REQUIREMENT:
Your job is to retype all of the data word for word, leaving every image out.

____

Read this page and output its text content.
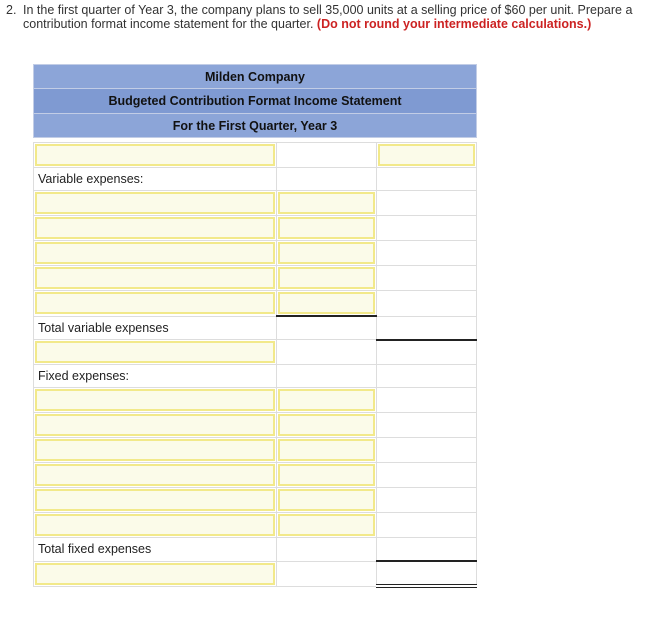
2. In the first quarter of Year 3, the company plans to sell 35,000 units at a selling price of $60 per unit. Prepare a contribution format income statement for the quarter. (Do not round your intermediate calculations.)
Milden Company		
Budgeted Contribution Format Income Statement		
For the First Quarter, Year 3		

Variable expenses:		

Total variable expenses		

Fixed expenses:		

Total fixed expenses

____

RESPONSE FOR THIS EXERCISE:
Read this page and output its text content.
2. In the first quarter of Year 3, the company plans to sell 35,000 units at a selling price of $60 per unit. Prepare a contribution format income statement for the quarter. (Do not round your intermediate calculations.)
Milden Company		
Budgeted Contribution Format Income Statement		
For the First Quarter, Year 3		

Variable expenses:		

Total variable expenses		

Fixed expenses:		

Total fixed expenses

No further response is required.